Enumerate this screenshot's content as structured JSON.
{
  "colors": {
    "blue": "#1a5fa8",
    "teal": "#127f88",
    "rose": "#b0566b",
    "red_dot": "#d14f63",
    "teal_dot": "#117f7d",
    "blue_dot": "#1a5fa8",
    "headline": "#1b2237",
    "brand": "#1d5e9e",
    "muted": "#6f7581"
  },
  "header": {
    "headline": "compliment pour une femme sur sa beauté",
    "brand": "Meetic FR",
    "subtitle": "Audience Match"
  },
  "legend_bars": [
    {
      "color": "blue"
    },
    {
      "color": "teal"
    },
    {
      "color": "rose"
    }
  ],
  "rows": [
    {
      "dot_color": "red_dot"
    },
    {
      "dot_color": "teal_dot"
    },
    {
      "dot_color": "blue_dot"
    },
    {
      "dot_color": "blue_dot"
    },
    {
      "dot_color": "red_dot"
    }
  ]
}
________________________________________
**TASK REQUIREMENTS:** Copy out each record from above, exactly.

**EXERCISE RESULT:**
Enumerate this screenshot's content as structured JSON.
{
  "colors": {
    "blue": "#1a5fa8",
    "teal": "#127f88",
    "rose": "#b0566b",
    "red_dot": "#d14f63",
    "teal_dot": "#117f7d",
    "blue_dot": "#1a5fa8",
    "headline": "#1b2237",
    "brand": "#1d5e9e",
    "muted": "#6f7581"
  },
  "header": {
    "headline": "compliment pour une femme sur sa beauté",
    "brand": "Meetic FR",
    "subtitle": "Audience Match"
  },
  "legend_bars": [
    {
      "color": "blue"
    },
    {
      "color": "teal"
    },
    {
      "color": "rose"
    }
  ],
  "rows": [
    {
      "dot_color": "red_dot"
    },
    {
      "dot_color": "teal_dot"
    },
    {
      "dot_color": "blue_dot"
    },
    {
      "dot_color": "blue_dot"
    },
    {
      "dot_color": "red_dot"
    }
  ]
}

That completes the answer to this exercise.